§ **TAREFA**
De acordo com o texto selecionado abaixo, o que causou, sobretudo, a mudança central e definitiva no teatro?

§ **TEXTO SELECIONADO**

A atual gestão fez tábula rasa, SIM, neste modelo. Quis e realmente começou praticamente do zero. Alterou profundamente as regras, o que terminou por destituir todos os “atores sociais” que no momento anterior tinham poder de fogo ou alguma relevância de ação, tenham sido estes pessoas físicas (diretores, atores, produtores, críticos) ou jurídicas (jornais, instituições públicas e privadas, como o Goethe e as escolas de línguas a que você sempre refere).

Isso aconteceu INDEPENDENTEMENTE dos acertos e erros ARTÍSTICOS que muitos deles cometeram no passado em questão. Por isso a expressão mais ouvida na época (2007, 2008...) foi o de: “quanto revanchismo!”. Eles foram afastados porque, causa e conseqüência, foram protagonistas de uma máquina montada pelo Carlismo, máquina cultural decantada em verso-e-prosa nas Faculdades de Comunicação APENAS (sic) como arsenal de propaganda e marketing do referido grupo político. Eles foram afastados um-a-um, tenham sido eles carlistas de nascimento ou “apenas pessoas que ‘ ingenuamente’ souberam trabalhar com a estrutura que por hora encontraram”.

Sobre a mudança no xadrez, ouvi recentemente o comentário: “Ingenuamente!? Ah... Isso é a cara de ator, dessa “gente de teatro”! Quanta alienação! Bem feito, quem mandou? Trabalhando numa estrutura que ao fim e ao cabo APENAS servia ao mal...” E a ordem foi dada: Delenda est Cartago!

Mais uma vez e para ser mais clara: A mudança CENTRAL e definitiva não foi causada por questões artísticas e estilísticas internas ao teatro. Pelas tensões estéticas que são MUITAS e que já abalavam a nossa cena soteropolitana! Pelas correntes que se contradizem e que encontram diferentes soluções para velhos e mesmos problemas... Foi causada, sobretudo, por uma mudança no poder político.

§ **MATERIAL**
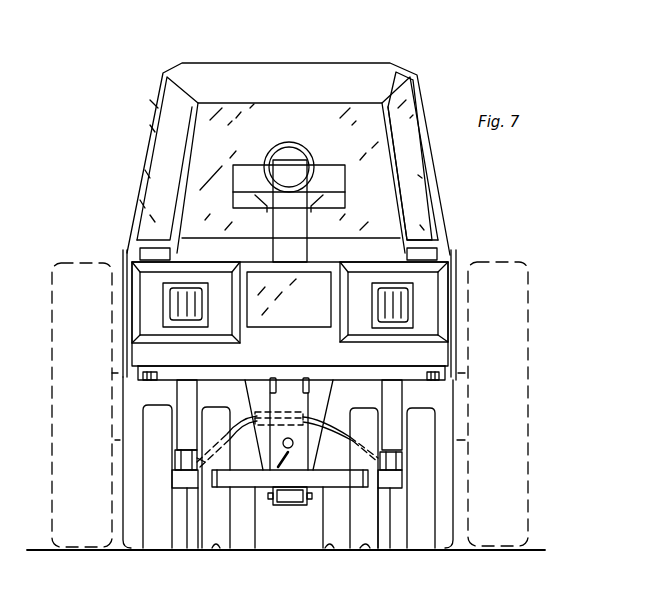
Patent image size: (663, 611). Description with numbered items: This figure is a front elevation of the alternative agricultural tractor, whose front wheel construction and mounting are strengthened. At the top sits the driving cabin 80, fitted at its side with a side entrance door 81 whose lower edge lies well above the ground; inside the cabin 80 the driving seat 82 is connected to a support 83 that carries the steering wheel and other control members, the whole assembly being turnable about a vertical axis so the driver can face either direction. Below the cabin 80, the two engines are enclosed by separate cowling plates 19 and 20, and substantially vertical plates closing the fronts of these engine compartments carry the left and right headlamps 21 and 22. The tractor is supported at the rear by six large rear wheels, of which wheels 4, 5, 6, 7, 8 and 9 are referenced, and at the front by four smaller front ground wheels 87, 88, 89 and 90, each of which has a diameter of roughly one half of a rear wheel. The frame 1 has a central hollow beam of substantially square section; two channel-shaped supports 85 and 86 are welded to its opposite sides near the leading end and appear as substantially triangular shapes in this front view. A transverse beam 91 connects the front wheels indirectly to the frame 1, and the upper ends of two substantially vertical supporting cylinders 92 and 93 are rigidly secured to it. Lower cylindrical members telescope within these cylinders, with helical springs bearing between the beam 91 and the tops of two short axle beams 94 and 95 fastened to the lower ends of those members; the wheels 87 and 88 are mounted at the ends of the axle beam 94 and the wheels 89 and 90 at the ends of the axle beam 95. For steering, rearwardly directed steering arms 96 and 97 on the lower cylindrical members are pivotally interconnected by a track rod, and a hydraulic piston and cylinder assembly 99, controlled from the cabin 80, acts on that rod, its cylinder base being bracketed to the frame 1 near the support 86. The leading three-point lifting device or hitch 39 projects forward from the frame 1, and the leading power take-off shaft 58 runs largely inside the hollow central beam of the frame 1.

The driving cabin 80 is at (344, 61).
The side entrance door 81 is at (413, 173).
The driving seat 82 is at (340, 160).
The support 83 is at (300, 233).
The cowling plates 20 is at (132, 285).
The right headlamp 22 is at (172, 305).
The cowling plates 19 is at (430, 302).
The left headlamp 21 is at (289, 299).
The rear wheel 9 is at (57, 278).
The rear wheel 4 is at (517, 315).
The beam 91 is at (258, 367).
The support 85 is at (294, 366).
The support 86 is at (270, 408).
The supporting cylinder 93 is at (177, 393).
The supporting cylinder 92 is at (400, 397).
The rear wheel 8 is at (127, 403).
The front ground wheel 90 is at (147, 447).
The front ground wheel 87 is at (440, 427).
The rear wheel 5 is at (447, 473).
The steering arm 97 is at (216, 477).
The steering arm 96 is at (322, 420).
The hydraulic piston and cylinder assembly 99 is at (287, 439).
The leading power take-off shaft 58 is at (294, 446).
The leading three-point lifting device or hitch 39 is at (340, 490).
The axle beam 95 is at (180, 478).
The frame 1 is at (278, 465).
The rear wheel 7 is at (242, 543).
The axle beam 94 is at (404, 520).
The front ground wheel 89 is at (217, 540).
The rear wheel 6 is at (342, 548).
The front ground wheel 88 is at (367, 547).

§ **RESPOSTA**
Uma mudança no poder político.